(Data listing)

++++

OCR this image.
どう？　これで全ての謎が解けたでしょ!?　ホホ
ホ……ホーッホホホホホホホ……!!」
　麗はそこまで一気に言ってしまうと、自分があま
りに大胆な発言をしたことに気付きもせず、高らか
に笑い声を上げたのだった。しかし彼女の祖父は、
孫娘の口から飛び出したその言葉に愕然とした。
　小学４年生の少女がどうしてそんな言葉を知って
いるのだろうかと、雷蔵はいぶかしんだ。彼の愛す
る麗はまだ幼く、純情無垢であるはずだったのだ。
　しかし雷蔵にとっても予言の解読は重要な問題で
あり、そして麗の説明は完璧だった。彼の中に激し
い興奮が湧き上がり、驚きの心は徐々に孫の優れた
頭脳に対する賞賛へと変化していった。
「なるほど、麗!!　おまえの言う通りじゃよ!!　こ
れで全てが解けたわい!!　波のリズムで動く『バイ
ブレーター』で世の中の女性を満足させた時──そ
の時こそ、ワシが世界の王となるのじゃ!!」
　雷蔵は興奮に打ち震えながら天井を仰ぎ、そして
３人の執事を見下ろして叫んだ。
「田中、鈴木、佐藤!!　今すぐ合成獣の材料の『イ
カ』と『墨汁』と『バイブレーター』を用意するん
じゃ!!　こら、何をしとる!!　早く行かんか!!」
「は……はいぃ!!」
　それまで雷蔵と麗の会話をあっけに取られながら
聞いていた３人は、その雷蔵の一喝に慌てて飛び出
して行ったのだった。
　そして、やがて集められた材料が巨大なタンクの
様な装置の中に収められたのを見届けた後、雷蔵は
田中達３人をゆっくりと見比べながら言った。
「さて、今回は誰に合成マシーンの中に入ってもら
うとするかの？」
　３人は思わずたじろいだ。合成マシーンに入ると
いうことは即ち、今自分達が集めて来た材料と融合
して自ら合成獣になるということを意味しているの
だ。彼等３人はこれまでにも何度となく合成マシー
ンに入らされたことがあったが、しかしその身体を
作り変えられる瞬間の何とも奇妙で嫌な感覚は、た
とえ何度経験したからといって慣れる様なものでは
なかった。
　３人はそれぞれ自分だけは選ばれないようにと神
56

++++

Repeat the records above exactly, leaving none out.

OCR this image.
どう？　これで全ての謎が解けたでしょ!?　ホホ
ホ……ホーッホホホホホホホ……!!」
　麗はそこまで一気に言ってしまうと、自分があま
りに大胆な発言をしたことに気付きもせず、高らか
に笑い声を上げたのだった。しかし彼女の祖父は、
孫娘の口から飛び出したその言葉に愕然とした。
　小学４年生の少女がどうしてそんな言葉を知って
いるのだろうかと、雷蔵はいぶかしんだ。彼の愛す
る麗はまだ幼く、純情無垢であるはずだったのだ。
　しかし雷蔵にとっても予言の解読は重要な問題で
あり、そして麗の説明は完璧だった。彼の中に激し
い興奮が湧き上がり、驚きの心は徐々に孫の優れた
頭脳に対する賞賛へと変化していった。
「なるほど、麗!!　おまえの言う通りじゃよ!!　こ
れで全てが解けたわい!!　波のリズムで動く『バイ
ブレーター』で世の中の女性を満足させた時──そ
の時こそ、ワシが世界の王となるのじゃ!!」
　雷蔵は興奮に打ち震えながら天井を仰ぎ、そして
３人の執事を見下ろして叫んだ。
「田中、鈴木、佐藤!!　今すぐ合成獣の材料の『イ
カ』と『墨汁』と『バイブレーター』を用意するん
じゃ!!　こら、何をしとる!!　早く行かんか!!」
「は……はいぃ!!」
　それまで雷蔵と麗の会話をあっけに取られながら
聞いていた３人は、その雷蔵の一喝に慌てて飛び出
して行ったのだった。
　そして、やがて集められた材料が巨大なタンクの
様な装置の中に収められたのを見届けた後、雷蔵は
田中達３人をゆっくりと見比べながら言った。
「さて、今回は誰に合成マシーンの中に入ってもら
うとするかの？」
　３人は思わずたじろいだ。合成マシーンに入ると
いうことは即ち、今自分達が集めて来た材料と融合
して自ら合成獣になるということを意味しているの
だ。彼等３人はこれまでにも何度となく合成マシー
ンに入らされたことがあったが、しかしその身体を
作り変えられる瞬間の何とも奇妙で嫌な感覚は、た
とえ何度経験したからといって慣れる様なものでは
なかった。
　３人はそれぞれ自分だけは選ばれないようにと神
56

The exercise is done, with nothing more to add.